■ Requirement
Gather each line of the records where "title" appears.

(Figure dataset records)
▬▬▬

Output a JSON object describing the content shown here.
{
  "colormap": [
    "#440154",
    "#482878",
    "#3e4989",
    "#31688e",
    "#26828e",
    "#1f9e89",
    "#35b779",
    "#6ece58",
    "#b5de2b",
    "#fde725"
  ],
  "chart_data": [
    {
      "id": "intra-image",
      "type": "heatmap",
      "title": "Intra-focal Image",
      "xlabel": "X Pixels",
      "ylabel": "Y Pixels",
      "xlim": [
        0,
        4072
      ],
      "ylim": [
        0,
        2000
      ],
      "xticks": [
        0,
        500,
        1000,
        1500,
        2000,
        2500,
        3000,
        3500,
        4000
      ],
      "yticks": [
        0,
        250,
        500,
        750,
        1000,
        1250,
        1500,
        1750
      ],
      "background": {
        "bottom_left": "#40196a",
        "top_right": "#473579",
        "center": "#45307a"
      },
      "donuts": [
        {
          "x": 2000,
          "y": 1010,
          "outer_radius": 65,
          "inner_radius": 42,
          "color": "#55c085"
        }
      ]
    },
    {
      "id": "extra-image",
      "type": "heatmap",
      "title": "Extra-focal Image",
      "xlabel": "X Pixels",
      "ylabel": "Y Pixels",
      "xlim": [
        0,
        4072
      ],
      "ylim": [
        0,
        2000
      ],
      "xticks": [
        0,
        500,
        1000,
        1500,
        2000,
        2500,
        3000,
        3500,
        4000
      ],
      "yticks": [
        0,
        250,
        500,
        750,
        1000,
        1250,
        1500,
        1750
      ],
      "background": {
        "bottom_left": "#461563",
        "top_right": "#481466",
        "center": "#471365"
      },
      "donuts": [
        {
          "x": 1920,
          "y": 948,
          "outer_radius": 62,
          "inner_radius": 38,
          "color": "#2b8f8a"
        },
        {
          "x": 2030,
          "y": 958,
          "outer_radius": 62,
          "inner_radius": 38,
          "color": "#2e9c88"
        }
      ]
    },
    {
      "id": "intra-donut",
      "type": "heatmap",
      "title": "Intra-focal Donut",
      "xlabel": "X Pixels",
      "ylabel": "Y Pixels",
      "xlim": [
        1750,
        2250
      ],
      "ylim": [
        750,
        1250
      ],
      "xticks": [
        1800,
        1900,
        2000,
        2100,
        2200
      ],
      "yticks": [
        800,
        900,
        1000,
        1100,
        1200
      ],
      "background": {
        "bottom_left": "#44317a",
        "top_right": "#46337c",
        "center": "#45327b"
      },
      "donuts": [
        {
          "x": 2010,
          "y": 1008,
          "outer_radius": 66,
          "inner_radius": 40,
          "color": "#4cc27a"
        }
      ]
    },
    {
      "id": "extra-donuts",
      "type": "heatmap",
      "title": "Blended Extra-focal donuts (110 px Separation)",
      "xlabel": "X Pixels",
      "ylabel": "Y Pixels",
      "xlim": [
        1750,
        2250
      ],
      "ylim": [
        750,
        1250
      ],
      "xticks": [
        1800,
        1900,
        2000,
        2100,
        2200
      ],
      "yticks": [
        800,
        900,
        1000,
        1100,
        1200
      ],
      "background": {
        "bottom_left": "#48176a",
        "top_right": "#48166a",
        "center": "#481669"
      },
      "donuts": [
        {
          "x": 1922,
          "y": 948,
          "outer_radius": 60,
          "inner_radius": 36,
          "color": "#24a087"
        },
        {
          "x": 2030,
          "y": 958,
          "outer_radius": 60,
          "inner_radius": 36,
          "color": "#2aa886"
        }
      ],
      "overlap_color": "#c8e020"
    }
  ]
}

▬▬▬

■ Full response
      "title": "Intra-focal Image",
      "title": "Extra-focal Image",
      "title": "Intra-focal Donut",
      "title": "Blended Extra-focal donuts (110 px Separation)",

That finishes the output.